(Entries with figure data):
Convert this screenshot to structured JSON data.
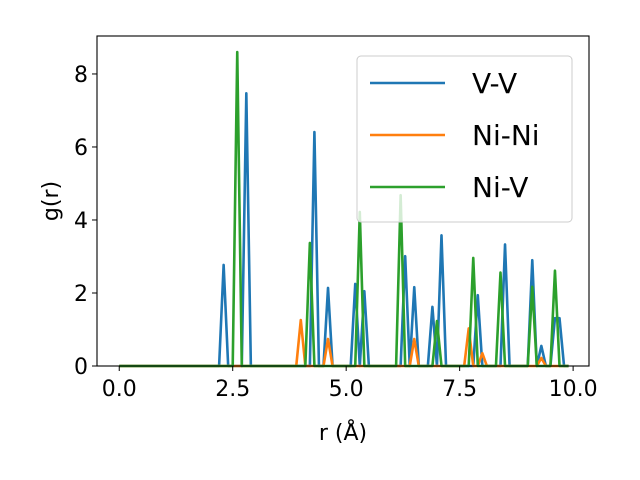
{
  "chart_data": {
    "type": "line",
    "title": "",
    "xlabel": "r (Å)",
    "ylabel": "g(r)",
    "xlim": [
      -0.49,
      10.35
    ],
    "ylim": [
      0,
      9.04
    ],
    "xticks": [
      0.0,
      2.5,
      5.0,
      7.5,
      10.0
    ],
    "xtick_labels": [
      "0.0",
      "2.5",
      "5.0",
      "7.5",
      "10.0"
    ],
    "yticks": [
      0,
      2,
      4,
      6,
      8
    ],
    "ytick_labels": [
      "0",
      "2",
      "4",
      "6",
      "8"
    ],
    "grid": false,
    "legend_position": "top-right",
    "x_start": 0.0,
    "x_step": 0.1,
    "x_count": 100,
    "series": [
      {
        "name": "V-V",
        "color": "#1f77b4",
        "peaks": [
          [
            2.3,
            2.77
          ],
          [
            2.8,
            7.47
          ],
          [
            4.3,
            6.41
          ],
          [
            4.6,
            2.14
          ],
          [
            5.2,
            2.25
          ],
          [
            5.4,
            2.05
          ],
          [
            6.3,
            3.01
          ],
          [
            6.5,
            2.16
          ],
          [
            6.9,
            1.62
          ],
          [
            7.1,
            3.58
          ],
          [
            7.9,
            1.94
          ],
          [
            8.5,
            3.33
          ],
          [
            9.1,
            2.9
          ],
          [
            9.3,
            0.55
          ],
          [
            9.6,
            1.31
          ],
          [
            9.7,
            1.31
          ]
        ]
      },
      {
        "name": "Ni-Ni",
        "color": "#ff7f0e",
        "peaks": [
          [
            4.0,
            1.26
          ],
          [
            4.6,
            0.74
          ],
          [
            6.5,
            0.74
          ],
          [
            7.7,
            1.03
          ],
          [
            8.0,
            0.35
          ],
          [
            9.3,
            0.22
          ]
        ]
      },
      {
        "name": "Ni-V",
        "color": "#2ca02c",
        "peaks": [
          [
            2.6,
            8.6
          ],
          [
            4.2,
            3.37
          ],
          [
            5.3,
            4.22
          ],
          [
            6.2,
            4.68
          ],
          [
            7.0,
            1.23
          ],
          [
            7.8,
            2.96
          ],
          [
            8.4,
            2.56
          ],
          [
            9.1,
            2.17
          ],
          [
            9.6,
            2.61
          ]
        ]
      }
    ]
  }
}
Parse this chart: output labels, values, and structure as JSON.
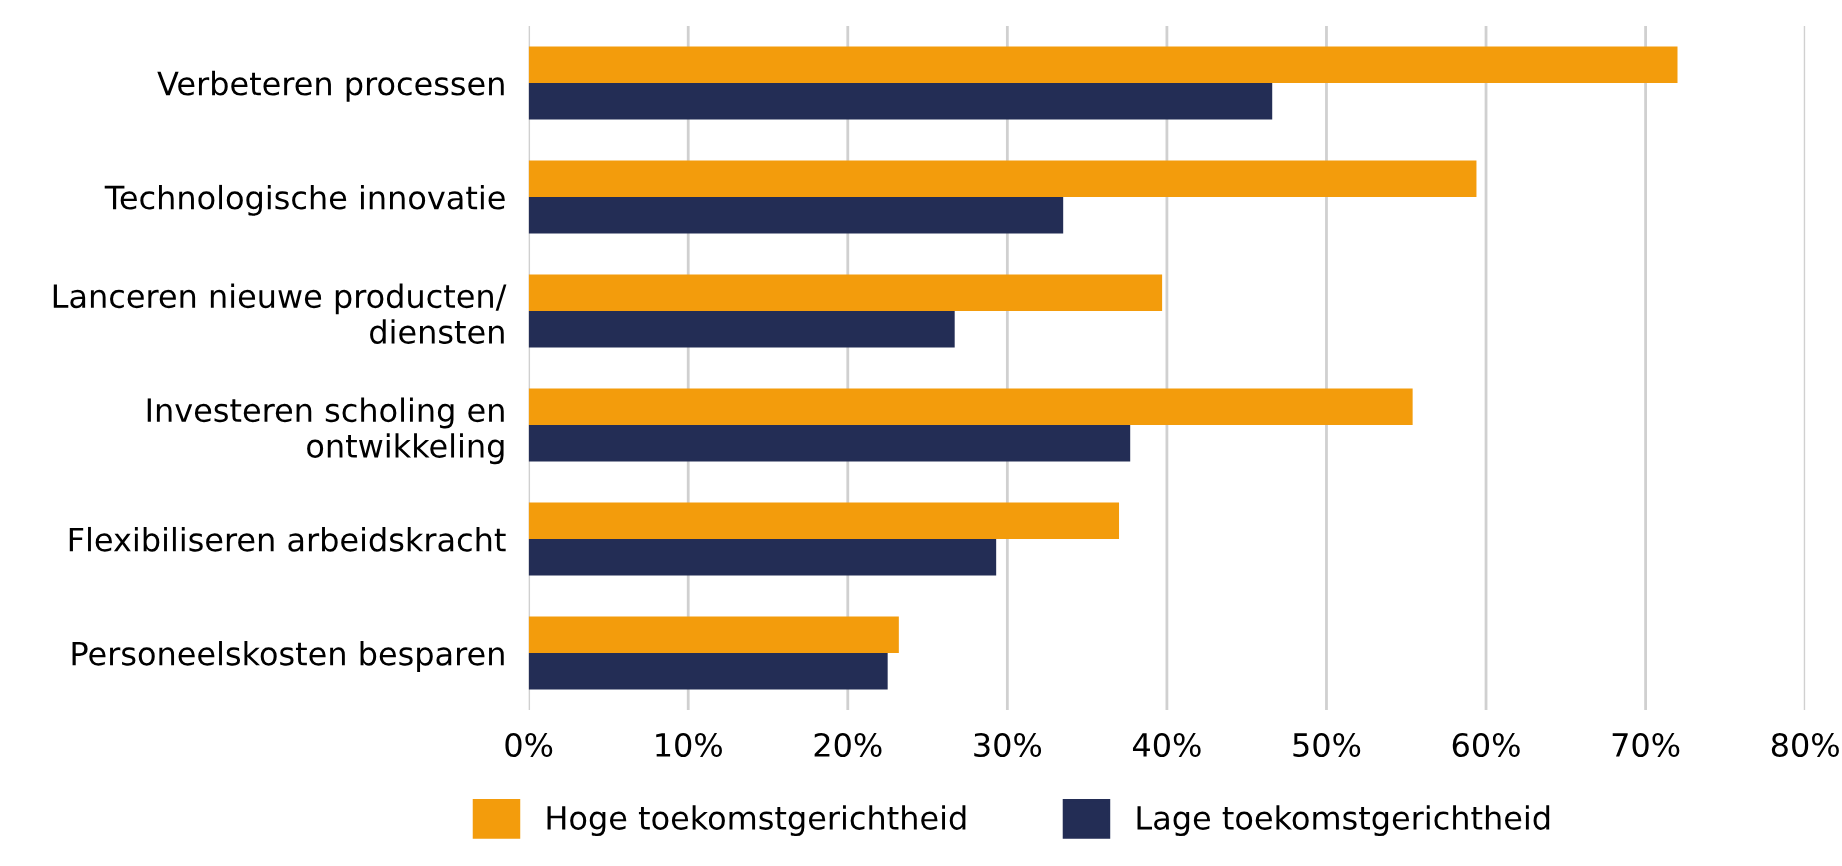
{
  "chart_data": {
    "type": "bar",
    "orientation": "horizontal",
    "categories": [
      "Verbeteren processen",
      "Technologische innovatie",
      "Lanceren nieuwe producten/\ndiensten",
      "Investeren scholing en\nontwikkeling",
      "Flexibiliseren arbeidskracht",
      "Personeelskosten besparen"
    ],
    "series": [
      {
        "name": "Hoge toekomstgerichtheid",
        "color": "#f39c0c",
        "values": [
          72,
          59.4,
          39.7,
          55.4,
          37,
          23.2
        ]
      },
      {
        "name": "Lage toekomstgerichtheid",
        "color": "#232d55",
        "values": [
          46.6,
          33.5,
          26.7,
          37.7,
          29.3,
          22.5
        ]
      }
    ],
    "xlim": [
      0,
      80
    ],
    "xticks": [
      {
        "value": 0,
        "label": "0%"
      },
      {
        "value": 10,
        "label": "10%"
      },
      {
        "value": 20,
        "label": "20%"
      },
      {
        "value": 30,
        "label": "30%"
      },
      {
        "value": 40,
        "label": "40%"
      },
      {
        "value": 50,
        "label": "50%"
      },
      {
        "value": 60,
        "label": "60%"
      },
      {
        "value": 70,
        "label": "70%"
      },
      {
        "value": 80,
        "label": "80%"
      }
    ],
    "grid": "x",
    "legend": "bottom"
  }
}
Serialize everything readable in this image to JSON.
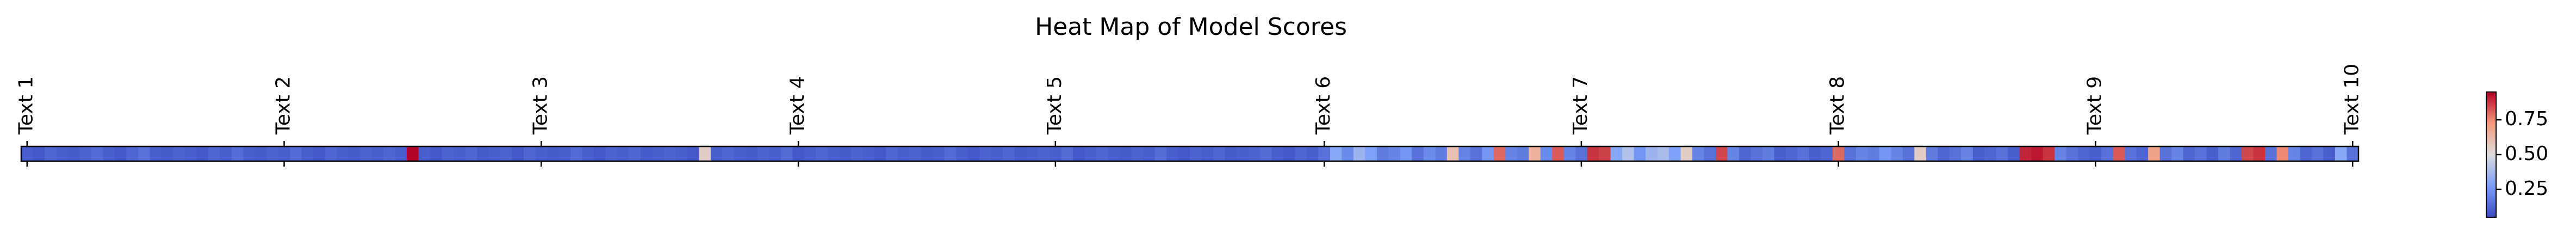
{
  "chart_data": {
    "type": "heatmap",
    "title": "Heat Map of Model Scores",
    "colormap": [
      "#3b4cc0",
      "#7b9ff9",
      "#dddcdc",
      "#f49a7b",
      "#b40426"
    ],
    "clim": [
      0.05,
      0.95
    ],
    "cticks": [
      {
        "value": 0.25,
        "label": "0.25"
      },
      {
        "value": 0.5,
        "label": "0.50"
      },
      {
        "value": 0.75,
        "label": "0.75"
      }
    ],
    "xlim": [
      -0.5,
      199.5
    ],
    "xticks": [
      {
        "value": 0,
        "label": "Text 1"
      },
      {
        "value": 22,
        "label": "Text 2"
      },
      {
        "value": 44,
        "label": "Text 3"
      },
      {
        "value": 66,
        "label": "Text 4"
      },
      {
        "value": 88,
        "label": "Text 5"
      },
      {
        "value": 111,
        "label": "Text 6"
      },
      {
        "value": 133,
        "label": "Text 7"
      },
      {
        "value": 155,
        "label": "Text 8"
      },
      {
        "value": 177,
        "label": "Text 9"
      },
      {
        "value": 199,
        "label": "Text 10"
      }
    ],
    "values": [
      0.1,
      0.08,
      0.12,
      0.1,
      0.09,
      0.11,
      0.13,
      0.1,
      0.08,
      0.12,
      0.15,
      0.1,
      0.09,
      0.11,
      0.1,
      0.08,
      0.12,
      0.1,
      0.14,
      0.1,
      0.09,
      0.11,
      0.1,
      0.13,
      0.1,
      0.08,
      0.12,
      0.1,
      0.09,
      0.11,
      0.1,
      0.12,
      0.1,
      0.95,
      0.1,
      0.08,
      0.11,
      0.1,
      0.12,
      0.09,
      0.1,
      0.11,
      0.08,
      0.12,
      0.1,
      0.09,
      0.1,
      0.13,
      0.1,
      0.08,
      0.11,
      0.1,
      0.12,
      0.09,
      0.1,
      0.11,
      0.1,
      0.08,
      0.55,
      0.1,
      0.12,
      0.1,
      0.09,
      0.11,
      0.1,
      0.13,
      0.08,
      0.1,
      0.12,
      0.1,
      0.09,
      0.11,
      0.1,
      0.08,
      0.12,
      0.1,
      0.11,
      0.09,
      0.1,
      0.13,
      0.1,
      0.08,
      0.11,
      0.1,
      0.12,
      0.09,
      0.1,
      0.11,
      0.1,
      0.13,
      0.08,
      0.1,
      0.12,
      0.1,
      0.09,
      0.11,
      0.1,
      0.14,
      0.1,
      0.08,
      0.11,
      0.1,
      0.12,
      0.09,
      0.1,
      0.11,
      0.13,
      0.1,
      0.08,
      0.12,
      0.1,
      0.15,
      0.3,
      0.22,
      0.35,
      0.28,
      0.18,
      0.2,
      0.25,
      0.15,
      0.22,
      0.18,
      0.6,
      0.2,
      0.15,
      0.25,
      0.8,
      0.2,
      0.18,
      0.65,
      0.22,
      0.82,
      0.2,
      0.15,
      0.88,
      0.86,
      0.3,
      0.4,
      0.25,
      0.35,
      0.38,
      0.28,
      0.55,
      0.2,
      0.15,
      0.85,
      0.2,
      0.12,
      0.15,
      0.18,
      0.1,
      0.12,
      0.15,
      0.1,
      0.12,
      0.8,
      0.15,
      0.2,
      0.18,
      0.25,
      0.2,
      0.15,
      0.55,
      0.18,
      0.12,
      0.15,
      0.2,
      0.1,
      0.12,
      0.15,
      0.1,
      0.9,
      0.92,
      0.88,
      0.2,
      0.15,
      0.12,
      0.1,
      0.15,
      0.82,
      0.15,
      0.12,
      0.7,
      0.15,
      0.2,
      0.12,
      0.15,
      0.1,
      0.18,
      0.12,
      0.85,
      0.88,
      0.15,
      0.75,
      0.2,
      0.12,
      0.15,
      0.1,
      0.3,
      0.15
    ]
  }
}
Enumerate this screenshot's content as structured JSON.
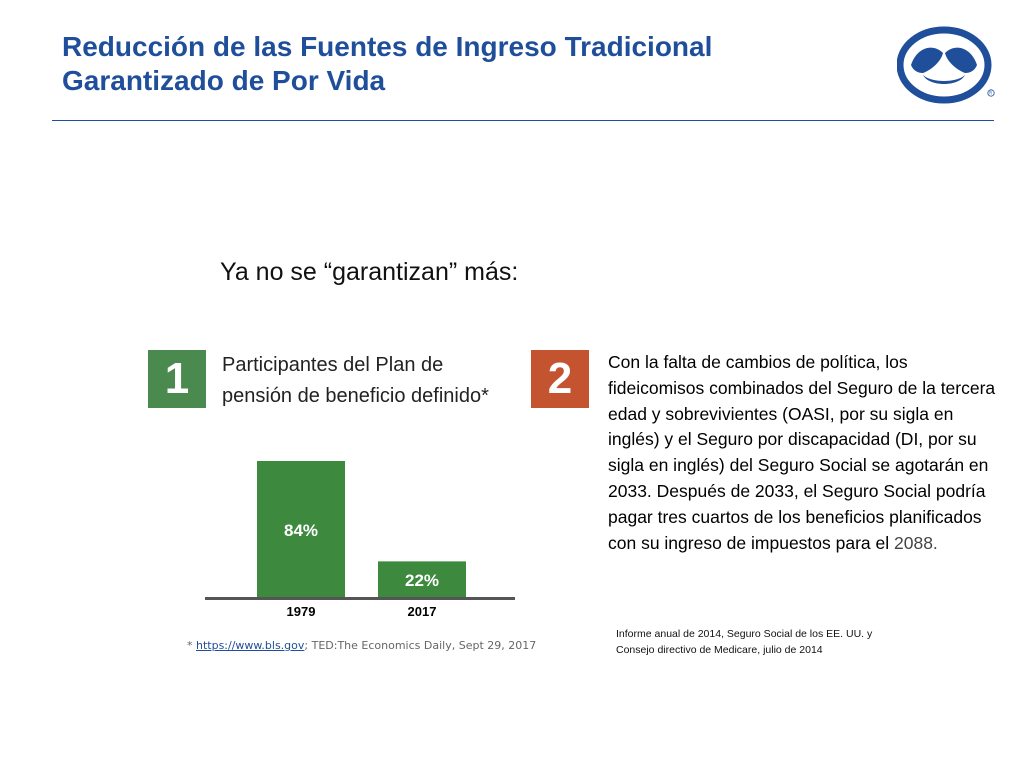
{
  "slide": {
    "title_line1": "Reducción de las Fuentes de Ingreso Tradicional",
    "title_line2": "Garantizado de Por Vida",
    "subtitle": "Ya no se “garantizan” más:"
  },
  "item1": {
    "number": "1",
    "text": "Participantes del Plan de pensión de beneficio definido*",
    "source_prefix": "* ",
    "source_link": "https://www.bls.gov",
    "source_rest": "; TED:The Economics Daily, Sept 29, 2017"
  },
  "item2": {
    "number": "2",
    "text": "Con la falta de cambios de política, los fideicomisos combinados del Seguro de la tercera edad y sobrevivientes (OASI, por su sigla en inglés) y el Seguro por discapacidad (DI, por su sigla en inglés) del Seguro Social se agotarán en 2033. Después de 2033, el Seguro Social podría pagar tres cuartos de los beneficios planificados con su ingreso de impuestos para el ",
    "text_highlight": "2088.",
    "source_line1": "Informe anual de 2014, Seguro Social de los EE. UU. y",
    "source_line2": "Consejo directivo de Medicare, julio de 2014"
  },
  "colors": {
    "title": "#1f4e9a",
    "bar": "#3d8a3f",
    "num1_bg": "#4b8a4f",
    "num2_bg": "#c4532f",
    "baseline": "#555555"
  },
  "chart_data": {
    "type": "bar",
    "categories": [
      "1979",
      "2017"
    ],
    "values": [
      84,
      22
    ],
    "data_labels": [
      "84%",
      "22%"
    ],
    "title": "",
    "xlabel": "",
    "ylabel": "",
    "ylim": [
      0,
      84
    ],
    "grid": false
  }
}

(What you are asked to do):
Check every line of the records above for the string "JSON" and say how many contain it, giving the number alone.

(Result of the exercise):
4